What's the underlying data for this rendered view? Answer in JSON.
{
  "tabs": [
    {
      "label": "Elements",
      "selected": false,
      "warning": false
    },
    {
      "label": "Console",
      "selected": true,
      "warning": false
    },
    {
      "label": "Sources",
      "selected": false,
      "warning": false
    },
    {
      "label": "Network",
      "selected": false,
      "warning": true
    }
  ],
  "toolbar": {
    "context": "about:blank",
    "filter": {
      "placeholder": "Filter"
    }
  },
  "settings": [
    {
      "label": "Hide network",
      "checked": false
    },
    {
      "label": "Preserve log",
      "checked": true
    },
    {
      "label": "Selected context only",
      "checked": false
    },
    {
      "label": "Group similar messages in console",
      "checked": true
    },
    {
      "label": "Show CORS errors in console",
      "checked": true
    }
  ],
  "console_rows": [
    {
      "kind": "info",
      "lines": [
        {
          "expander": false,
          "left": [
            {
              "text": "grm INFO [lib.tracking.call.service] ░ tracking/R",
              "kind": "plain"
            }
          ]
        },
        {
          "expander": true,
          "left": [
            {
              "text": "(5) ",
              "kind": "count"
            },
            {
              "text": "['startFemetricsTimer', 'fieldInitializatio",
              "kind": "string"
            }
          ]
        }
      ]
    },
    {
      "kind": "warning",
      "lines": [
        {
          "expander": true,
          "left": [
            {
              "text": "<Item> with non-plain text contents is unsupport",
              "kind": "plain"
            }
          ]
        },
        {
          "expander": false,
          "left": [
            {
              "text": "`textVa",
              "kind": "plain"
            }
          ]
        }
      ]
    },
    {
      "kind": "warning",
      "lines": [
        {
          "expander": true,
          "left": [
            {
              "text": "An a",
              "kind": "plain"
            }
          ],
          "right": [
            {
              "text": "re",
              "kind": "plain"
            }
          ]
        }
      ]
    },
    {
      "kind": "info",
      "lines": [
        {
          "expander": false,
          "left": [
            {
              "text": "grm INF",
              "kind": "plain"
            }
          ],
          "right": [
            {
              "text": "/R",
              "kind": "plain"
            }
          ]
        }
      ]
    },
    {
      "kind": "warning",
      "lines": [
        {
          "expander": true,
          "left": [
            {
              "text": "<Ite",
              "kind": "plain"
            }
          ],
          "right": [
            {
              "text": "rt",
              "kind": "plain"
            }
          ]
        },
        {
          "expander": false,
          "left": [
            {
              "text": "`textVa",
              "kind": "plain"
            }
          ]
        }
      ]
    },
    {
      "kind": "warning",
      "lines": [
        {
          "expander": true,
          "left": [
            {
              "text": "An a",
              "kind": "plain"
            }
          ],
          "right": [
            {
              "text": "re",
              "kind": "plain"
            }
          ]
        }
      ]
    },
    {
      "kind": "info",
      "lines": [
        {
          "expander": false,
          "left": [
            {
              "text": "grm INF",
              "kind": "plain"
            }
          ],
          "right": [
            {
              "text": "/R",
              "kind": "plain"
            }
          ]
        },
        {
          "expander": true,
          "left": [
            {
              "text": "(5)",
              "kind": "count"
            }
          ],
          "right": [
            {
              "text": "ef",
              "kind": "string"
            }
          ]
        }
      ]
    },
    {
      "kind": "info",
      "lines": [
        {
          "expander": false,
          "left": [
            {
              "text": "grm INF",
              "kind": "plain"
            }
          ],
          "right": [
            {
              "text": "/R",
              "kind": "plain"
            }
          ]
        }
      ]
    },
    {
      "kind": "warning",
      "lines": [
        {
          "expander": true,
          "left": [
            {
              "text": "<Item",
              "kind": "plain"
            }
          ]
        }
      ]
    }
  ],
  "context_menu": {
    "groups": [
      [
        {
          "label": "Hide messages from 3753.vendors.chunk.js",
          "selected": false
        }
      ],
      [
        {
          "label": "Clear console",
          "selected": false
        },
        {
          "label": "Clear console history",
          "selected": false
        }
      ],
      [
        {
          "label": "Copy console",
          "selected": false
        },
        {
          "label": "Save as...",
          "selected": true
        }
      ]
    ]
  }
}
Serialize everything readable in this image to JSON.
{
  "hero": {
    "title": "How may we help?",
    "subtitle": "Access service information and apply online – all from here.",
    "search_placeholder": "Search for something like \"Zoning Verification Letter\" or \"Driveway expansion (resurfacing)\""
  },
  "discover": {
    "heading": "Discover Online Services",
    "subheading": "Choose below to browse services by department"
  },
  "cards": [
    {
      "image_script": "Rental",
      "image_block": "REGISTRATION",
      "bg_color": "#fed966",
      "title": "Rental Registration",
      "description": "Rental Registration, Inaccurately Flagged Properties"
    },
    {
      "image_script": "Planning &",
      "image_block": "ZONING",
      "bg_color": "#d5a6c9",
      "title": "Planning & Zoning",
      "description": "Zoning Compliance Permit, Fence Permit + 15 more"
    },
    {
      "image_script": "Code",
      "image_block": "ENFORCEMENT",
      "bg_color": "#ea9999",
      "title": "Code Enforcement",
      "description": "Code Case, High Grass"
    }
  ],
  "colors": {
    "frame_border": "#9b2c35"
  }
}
● ● ● ● ● ● ●
• Problem to solve: Give all the entries again exactly; leave none out.

• Answer below:
What's the underlying data for this rendered view? Answer in JSON.
{
  "tabs": [
    {
      "label": "Elements",
      "selected": false,
      "warning": false
    },
    {
      "label": "Console",
      "selected": true,
      "warning": false
    },
    {
      "label": "Sources",
      "selected": false,
      "warning": false
    },
    {
      "label": "Network",
      "selected": false,
      "warning": true
    }
  ],
  "toolbar": {
    "context": "about:blank",
    "filter": {
      "placeholder": "Filter"
    }
  },
  "settings": [
    {
      "label": "Hide network",
      "checked": false
    },
    {
      "label": "Preserve log",
      "checked": true
    },
    {
      "label": "Selected context only",
      "checked": false
    },
    {
      "label": "Group similar messages in console",
      "checked": true
    },
    {
      "label": "Show CORS errors in console",
      "checked": true
    }
  ],
  "console_rows": [
    {
      "kind": "info",
      "lines": [
        {
          "expander": false,
          "left": [
            {
              "text": "grm INFO [lib.tracking.call.service] ░ tracking/R",
              "kind": "plain"
            }
          ]
        },
        {
          "expander": true,
          "left": [
            {
              "text": "(5) ",
              "kind": "count"
            },
            {
              "text": "['startFemetricsTimer', 'fieldInitializatio",
              "kind": "string"
            }
          ]
        }
      ]
    },
    {
      "kind": "warning",
      "lines": [
        {
          "expander": true,
          "left": [
            {
              "text": "<Item> with non-plain text contents is unsupport",
              "kind": "plain"
            }
          ]
        },
        {
          "expander": false,
          "left": [
            {
              "text": "`textVa",
              "kind": "plain"
            }
          ]
        }
      ]
    },
    {
      "kind": "warning",
      "lines": [
        {
          "expander": true,
          "left": [
            {
              "text": "An a",
              "kind": "plain"
            }
          ],
          "right": [
            {
              "text": "re",
              "kind": "plain"
            }
          ]
        }
      ]
    },
    {
      "kind": "info",
      "lines": [
        {
          "expander": false,
          "left": [
            {
              "text": "grm INF",
              "kind": "plain"
            }
          ],
          "right": [
            {
              "text": "/R",
              "kind": "plain"
            }
          ]
        }
      ]
    },
    {
      "kind": "warning",
      "lines": [
        {
          "expander": true,
          "left": [
            {
              "text": "<Ite",
              "kind": "plain"
            }
          ],
          "right": [
            {
              "text": "rt",
              "kind": "plain"
            }
          ]
        },
        {
          "expander": false,
          "left": [
            {
              "text": "`textVa",
              "kind": "plain"
            }
          ]
        }
      ]
    },
    {
      "kind": "warning",
      "lines": [
        {
          "expander": true,
          "left": [
            {
              "text": "An a",
              "kind": "plain"
            }
          ],
          "right": [
            {
              "text": "re",
              "kind": "plain"
            }
          ]
        }
      ]
    },
    {
      "kind": "info",
      "lines": [
        {
          "expander": false,
          "left": [
            {
              "text": "grm INF",
              "kind": "plain"
            }
          ],
          "right": [
            {
              "text": "/R",
              "kind": "plain"
            }
          ]
        },
        {
          "expander": true,
          "left": [
            {
              "text": "(5)",
              "kind": "count"
            }
          ],
          "right": [
            {
              "text": "ef",
              "kind": "string"
            }
          ]
        }
      ]
    },
    {
      "kind": "info",
      "lines": [
        {
          "expander": false,
          "left": [
            {
              "text": "grm INF",
              "kind": "plain"
            }
          ],
          "right": [
            {
              "text": "/R",
              "kind": "plain"
            }
          ]
        }
      ]
    },
    {
      "kind": "warning",
      "lines": [
        {
          "expander": true,
          "left": [
            {
              "text": "<Item",
              "kind": "plain"
            }
          ]
        }
      ]
    }
  ],
  "context_menu": {
    "groups": [
      [
        {
          "label": "Hide messages from 3753.vendors.chunk.js",
          "selected": false
        }
      ],
      [
        {
          "label": "Clear console",
          "selected": false
        },
        {
          "label": "Clear console history",
          "selected": false
        }
      ],
      [
        {
          "label": "Copy console",
          "selected": false
        },
        {
          "label": "Save as...",
          "selected": true
        }
      ]
    ]
  }
}
Serialize everything readable in this image to JSON.
{
  "hero": {
    "title": "How may we help?",
    "subtitle": "Access service information and apply online – all from here.",
    "search_placeholder": "Search for something like \"Zoning Verification Letter\" or \"Driveway expansion (resurfacing)\""
  },
  "discover": {
    "heading": "Discover Online Services",
    "subheading": "Choose below to browse services by department"
  },
  "cards": [
    {
      "image_script": "Rental",
      "image_block": "REGISTRATION",
      "bg_color": "#fed966",
      "title": "Rental Registration",
      "description": "Rental Registration, Inaccurately Flagged Properties"
    },
    {
      "image_script": "Planning &",
      "image_block": "ZONING",
      "bg_color": "#d5a6c9",
      "title": "Planning & Zoning",
      "description": "Zoning Compliance Permit, Fence Permit + 15 more"
    },
    {
      "image_script": "Code",
      "image_block": "ENFORCEMENT",
      "bg_color": "#ea9999",
      "title": "Code Enforcement",
      "description": "Code Case, High Grass"
    }
  ],
  "colors": {
    "frame_border": "#9b2c35"
  }
}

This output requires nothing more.